TASK TO CARRY OUT >> Go through the material below and copy each line where the word "subtitle" appears.

SOURCE RECORDS >>
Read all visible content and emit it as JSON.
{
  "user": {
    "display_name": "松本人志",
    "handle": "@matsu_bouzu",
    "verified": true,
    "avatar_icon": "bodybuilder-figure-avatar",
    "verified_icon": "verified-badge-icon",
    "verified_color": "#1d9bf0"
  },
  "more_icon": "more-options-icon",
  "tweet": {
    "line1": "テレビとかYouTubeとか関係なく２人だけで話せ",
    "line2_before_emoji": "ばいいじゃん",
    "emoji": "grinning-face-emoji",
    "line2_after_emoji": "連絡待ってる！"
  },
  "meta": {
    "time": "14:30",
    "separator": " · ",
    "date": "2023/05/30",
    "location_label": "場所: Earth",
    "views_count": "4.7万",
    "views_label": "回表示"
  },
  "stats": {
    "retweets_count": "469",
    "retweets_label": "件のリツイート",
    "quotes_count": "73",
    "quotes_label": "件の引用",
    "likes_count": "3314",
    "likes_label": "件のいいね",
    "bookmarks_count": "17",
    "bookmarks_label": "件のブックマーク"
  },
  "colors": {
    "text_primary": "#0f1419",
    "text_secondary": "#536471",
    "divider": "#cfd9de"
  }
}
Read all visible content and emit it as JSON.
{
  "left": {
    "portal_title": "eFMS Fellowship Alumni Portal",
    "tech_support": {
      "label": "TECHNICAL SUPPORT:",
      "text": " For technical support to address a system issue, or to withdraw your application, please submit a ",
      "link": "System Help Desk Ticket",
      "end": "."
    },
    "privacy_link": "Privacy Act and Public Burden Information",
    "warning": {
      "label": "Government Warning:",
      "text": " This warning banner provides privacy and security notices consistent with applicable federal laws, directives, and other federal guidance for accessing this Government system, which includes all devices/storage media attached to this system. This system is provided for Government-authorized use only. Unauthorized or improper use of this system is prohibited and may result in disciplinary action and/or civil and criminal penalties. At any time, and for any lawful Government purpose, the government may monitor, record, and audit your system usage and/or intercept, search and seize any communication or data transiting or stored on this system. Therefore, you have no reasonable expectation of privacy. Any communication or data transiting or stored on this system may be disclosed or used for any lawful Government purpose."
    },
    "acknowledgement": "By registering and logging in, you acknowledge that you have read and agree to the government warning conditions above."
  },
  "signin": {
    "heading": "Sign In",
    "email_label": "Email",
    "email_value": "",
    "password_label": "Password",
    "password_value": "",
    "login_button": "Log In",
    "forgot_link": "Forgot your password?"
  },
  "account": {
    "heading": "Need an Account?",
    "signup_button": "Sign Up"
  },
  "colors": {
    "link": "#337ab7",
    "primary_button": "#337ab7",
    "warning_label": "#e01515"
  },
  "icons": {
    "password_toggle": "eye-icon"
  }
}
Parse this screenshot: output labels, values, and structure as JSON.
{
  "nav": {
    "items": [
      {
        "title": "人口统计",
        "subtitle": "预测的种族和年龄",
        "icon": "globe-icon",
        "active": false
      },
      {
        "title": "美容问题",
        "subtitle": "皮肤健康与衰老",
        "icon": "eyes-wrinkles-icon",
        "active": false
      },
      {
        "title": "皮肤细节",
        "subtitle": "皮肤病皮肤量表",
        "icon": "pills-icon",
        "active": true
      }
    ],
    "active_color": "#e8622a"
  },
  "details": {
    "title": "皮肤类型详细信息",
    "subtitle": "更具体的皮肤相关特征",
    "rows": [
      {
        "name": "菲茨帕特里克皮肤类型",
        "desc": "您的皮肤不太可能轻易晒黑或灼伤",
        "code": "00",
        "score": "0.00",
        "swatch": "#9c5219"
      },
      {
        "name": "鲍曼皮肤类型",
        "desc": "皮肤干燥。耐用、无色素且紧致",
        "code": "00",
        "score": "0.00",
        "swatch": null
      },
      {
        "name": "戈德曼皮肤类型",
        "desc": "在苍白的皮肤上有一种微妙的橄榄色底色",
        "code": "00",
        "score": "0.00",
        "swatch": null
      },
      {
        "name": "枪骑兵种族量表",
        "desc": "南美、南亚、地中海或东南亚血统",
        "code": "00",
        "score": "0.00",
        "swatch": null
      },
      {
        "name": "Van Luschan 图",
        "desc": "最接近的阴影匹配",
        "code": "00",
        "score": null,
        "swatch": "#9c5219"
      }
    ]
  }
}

WRITTEN ANSWER >>
        "subtitle": "预测的种族和年龄",
        "subtitle": "皮肤健康与衰老",
        "subtitle": "皮肤病皮肤量表",
    "subtitle": "更具体的皮肤相关特征",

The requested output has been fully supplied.